■ **Given records**:
▬▬▬▬▬▬▬▬▬▬

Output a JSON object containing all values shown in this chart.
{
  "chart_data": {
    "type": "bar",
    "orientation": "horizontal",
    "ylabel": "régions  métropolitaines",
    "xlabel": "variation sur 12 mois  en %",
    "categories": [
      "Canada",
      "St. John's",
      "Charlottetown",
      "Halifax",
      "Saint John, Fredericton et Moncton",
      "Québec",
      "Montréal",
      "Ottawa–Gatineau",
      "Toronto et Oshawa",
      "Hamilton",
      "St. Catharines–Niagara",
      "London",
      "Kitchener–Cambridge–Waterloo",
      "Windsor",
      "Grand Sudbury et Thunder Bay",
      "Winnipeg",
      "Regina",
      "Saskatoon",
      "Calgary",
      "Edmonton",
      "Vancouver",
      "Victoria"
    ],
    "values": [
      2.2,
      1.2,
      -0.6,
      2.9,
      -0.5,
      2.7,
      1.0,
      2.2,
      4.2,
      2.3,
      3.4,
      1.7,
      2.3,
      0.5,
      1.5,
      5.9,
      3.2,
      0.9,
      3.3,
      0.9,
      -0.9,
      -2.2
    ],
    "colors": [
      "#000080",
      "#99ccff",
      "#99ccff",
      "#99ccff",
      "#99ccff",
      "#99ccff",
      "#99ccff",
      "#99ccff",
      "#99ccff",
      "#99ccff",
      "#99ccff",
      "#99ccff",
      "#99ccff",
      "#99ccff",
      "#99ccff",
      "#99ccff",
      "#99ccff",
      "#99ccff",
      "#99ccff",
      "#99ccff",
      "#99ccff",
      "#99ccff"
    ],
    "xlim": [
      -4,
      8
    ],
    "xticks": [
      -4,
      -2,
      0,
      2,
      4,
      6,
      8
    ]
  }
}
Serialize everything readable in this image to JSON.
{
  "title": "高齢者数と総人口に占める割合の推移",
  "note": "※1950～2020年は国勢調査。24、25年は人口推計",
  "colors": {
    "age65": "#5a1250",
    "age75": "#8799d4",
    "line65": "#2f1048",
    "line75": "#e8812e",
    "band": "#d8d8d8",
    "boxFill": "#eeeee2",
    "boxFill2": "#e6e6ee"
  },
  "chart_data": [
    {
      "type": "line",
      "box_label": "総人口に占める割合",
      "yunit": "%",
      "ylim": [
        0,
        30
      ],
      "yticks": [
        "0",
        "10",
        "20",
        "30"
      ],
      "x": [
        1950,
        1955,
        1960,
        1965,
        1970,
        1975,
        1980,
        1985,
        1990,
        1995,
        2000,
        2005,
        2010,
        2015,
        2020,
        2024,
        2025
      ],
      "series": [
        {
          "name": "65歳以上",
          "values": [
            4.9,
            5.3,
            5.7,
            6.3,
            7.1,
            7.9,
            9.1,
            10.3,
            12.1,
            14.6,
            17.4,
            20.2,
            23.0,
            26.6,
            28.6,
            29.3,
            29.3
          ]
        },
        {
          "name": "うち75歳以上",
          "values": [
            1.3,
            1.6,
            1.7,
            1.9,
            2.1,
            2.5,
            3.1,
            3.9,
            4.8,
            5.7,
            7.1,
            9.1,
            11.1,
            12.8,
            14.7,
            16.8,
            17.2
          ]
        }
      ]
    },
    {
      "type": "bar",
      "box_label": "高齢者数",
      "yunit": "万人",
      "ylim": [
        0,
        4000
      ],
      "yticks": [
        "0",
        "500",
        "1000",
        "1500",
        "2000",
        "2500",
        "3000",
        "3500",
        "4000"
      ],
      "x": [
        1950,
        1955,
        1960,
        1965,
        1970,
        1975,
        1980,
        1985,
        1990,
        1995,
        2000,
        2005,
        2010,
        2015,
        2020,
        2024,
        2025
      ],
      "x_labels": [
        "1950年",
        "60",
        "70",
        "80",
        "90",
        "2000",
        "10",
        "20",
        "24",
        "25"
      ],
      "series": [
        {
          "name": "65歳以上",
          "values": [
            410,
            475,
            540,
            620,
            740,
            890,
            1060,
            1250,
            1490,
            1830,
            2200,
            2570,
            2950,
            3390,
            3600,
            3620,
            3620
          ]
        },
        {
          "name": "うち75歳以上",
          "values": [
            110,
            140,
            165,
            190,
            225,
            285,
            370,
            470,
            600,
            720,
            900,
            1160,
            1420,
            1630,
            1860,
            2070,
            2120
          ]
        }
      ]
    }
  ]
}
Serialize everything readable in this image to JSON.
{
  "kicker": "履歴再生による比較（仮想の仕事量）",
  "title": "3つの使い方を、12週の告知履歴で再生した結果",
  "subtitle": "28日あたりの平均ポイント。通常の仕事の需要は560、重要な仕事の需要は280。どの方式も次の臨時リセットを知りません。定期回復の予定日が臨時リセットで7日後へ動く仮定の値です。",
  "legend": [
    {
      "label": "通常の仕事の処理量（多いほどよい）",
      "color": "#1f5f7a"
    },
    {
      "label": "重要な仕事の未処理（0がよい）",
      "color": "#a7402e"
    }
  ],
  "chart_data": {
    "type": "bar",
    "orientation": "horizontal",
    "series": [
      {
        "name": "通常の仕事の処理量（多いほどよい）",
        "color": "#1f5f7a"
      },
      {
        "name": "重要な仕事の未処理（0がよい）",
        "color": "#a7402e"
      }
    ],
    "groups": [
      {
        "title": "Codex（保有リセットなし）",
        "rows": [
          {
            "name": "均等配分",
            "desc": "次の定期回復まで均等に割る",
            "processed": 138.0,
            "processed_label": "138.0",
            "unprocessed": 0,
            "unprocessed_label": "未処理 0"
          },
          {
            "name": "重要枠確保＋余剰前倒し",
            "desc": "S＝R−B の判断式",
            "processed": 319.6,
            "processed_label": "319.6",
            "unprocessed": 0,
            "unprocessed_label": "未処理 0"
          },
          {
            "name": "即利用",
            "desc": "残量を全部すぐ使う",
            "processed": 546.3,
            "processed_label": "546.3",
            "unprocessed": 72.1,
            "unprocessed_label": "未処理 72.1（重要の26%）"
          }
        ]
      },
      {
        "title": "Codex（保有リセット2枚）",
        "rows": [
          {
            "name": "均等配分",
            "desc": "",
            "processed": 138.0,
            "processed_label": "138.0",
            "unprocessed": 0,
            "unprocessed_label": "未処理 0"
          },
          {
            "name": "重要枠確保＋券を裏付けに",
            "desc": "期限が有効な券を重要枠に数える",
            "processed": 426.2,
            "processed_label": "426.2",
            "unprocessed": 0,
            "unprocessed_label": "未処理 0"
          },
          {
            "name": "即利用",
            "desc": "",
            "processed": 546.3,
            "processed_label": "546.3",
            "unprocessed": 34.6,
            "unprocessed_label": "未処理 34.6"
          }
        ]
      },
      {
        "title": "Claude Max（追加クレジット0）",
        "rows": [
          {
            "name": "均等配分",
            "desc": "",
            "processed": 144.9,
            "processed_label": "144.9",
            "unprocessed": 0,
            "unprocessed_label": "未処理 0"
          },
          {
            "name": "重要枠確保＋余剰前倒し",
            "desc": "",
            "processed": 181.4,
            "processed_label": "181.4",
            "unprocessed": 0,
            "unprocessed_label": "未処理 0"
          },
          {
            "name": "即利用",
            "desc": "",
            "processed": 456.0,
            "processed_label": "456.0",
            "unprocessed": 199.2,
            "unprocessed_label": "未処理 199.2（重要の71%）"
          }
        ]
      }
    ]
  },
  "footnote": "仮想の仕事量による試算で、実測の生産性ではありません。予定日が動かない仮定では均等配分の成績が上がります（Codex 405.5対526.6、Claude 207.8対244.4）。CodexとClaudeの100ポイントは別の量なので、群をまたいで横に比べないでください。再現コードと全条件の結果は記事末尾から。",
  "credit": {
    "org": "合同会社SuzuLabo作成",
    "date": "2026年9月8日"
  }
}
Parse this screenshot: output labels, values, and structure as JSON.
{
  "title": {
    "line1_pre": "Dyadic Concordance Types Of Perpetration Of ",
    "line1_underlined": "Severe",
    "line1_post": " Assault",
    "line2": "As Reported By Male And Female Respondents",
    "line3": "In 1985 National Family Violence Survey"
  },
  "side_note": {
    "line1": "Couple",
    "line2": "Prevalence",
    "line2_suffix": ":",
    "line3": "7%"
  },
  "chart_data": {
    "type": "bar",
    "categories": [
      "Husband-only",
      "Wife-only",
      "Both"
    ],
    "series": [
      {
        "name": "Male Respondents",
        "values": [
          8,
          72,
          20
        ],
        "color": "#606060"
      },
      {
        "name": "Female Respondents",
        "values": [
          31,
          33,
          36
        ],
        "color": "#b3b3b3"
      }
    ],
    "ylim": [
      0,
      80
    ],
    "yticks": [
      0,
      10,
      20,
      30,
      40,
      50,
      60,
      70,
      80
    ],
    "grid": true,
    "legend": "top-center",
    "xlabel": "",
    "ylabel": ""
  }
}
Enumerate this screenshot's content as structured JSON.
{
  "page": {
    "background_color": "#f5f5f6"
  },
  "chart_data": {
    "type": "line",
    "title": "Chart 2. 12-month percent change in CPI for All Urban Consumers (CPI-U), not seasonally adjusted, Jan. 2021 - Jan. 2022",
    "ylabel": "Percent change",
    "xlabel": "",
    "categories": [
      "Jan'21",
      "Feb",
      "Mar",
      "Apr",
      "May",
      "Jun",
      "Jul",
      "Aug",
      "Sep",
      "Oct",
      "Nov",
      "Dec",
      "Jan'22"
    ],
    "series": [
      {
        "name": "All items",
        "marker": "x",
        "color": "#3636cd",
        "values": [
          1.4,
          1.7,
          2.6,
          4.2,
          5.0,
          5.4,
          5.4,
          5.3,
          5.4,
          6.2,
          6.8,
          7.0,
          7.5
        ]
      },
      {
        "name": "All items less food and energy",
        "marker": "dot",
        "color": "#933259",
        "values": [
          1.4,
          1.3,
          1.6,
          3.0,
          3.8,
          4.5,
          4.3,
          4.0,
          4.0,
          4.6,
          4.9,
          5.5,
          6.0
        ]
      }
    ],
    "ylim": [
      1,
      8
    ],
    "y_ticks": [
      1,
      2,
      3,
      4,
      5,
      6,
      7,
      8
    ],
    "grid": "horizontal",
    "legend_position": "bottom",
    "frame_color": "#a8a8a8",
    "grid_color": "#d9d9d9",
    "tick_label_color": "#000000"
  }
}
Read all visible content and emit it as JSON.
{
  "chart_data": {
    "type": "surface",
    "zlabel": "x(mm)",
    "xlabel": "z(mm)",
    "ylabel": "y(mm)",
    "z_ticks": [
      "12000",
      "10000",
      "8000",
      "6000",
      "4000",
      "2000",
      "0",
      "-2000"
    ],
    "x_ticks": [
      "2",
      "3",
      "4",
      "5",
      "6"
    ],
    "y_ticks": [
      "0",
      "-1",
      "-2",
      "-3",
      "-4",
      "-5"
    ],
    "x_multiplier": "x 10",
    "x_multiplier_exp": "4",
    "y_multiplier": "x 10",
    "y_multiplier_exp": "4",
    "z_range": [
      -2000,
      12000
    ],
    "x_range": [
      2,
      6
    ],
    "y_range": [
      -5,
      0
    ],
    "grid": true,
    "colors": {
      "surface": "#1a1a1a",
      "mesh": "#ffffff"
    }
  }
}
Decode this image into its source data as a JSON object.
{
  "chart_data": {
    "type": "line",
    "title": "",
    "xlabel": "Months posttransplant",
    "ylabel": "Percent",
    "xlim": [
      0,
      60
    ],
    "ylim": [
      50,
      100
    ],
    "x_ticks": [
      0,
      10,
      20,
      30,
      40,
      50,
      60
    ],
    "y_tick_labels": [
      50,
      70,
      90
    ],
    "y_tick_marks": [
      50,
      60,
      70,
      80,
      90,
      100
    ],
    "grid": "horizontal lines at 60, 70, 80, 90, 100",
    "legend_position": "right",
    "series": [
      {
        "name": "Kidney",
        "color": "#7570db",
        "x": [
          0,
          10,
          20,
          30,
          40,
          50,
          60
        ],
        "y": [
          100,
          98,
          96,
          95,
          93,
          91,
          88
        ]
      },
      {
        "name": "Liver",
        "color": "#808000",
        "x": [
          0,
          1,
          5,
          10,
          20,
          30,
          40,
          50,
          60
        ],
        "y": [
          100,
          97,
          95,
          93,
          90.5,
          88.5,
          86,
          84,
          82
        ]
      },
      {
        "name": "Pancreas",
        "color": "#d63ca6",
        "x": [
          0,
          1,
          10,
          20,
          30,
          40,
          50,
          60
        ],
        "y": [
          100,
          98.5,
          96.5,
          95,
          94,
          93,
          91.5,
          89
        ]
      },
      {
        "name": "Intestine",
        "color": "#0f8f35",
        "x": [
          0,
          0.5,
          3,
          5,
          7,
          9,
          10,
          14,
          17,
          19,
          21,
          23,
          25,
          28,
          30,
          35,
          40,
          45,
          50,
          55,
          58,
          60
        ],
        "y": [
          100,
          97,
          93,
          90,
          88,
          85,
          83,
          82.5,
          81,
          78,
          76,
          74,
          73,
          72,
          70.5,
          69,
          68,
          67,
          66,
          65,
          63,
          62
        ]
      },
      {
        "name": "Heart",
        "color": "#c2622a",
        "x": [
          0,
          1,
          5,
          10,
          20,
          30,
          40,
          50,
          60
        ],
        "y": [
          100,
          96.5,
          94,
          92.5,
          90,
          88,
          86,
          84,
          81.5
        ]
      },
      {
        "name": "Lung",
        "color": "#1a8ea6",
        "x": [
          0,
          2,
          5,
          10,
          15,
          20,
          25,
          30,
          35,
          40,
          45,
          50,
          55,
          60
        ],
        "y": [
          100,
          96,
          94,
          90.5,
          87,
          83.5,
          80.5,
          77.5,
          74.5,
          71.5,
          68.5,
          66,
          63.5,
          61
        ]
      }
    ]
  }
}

▬▬▬▬▬▬▬▬▬▬

■ **Directions**: From the entries above, copy out every line where the string "change" appears.

■ **Task output**:
    "title": "Chart 2. 12-month percent change in CPI for All Urban Consumers (CPI-U), not seasonally adjusted, Jan. 2021 - Jan. 2022",
    "ylabel": "Percent change",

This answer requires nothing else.